**Input**
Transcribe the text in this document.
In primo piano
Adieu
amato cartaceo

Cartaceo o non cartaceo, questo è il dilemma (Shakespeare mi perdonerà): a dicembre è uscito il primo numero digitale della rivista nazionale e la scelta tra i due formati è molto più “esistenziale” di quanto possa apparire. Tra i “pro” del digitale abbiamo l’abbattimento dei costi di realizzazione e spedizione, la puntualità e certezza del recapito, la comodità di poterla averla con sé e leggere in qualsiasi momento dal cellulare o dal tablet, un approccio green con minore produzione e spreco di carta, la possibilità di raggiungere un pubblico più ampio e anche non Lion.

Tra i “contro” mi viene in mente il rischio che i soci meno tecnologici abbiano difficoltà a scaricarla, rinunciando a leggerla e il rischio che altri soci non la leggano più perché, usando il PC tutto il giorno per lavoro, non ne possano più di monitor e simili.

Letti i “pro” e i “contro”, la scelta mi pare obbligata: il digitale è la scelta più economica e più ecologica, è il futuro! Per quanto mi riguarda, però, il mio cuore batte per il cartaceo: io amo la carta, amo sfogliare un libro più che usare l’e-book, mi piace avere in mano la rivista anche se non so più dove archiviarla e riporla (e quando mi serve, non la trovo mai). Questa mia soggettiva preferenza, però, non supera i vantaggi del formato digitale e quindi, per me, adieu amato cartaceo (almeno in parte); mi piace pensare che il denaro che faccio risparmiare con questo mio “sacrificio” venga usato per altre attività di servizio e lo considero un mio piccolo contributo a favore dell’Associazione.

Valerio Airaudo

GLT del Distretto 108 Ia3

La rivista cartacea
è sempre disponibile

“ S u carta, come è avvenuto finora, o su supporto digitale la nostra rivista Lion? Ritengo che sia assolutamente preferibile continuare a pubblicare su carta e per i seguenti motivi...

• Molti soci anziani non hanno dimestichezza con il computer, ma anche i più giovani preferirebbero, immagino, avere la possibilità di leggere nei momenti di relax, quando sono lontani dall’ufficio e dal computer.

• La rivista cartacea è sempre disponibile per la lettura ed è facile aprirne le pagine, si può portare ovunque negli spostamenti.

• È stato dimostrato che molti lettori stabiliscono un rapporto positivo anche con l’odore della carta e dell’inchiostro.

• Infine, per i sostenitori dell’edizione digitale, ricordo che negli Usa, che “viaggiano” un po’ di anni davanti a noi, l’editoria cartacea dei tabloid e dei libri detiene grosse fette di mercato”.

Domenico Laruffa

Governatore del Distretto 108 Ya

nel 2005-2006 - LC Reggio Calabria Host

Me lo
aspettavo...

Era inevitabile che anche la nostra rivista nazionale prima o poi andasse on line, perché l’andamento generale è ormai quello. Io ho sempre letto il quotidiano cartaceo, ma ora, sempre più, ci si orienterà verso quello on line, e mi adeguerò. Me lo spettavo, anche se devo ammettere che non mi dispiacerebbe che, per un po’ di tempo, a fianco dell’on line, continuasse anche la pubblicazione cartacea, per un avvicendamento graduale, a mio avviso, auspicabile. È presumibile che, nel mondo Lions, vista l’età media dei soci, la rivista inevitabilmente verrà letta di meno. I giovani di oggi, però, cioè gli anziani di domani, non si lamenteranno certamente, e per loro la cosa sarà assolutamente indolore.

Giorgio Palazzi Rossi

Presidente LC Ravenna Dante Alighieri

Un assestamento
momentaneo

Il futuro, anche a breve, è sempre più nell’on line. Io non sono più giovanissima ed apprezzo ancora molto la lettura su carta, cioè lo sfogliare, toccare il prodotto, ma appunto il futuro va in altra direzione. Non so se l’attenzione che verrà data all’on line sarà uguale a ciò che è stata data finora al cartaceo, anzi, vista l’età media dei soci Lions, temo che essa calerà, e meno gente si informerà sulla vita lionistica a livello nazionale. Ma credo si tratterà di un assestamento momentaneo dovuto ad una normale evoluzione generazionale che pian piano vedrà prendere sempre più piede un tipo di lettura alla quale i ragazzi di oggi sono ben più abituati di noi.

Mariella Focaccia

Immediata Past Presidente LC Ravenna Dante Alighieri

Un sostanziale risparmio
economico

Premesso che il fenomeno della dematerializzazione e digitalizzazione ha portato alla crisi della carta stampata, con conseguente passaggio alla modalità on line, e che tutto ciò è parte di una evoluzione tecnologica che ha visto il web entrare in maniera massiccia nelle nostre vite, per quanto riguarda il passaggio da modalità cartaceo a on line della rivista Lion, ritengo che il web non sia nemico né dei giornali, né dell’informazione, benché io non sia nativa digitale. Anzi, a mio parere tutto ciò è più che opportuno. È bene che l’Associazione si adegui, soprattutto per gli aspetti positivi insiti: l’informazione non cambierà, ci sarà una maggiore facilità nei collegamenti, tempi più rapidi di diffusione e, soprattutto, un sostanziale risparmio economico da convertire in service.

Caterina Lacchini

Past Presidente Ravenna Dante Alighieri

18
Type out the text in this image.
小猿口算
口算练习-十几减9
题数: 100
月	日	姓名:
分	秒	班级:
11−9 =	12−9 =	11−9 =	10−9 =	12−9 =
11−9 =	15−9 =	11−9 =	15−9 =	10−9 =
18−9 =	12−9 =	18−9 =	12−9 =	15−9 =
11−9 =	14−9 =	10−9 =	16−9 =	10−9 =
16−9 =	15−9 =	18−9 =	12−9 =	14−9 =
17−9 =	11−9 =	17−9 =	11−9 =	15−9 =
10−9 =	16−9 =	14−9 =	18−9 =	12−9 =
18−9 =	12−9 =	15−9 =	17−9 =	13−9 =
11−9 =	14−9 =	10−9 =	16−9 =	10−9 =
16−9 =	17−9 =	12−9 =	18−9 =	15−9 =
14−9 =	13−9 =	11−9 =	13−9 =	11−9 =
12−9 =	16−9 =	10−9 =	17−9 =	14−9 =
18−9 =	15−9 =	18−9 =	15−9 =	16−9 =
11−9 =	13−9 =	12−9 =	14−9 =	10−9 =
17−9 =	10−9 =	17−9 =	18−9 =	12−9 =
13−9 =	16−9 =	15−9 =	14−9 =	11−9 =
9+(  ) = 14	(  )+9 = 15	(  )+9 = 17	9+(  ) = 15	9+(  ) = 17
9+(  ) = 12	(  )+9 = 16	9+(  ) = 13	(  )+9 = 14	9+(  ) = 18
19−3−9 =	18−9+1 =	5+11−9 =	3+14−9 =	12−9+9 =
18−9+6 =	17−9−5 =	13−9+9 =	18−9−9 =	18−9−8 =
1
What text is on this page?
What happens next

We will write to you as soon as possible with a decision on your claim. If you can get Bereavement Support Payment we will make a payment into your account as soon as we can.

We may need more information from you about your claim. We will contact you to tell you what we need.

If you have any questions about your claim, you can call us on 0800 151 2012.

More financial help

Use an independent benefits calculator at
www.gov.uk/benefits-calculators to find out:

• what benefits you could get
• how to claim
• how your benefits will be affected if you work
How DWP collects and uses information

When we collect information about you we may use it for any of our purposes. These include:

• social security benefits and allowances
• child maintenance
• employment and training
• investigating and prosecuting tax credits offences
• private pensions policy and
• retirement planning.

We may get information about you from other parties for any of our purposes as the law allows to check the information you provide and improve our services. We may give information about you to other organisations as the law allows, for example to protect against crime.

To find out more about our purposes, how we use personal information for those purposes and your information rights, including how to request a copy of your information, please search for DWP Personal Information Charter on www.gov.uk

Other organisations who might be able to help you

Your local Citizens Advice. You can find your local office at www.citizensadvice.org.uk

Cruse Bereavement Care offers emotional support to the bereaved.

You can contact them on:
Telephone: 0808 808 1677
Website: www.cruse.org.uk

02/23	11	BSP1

**Stated exercise**
Go through the lines above. Select every one that has the string "find".

**Task output**
www.gov.uk/benefits-calculators to find out:
To find out more about our purposes, how we use personal information for those purposes and your information rights, including how to request a copy of your information, please search for DWP Personal Information Charter on www.gov.uk
Your local Citizens Advice. You can find your local office at www.citizensadvice.org.uk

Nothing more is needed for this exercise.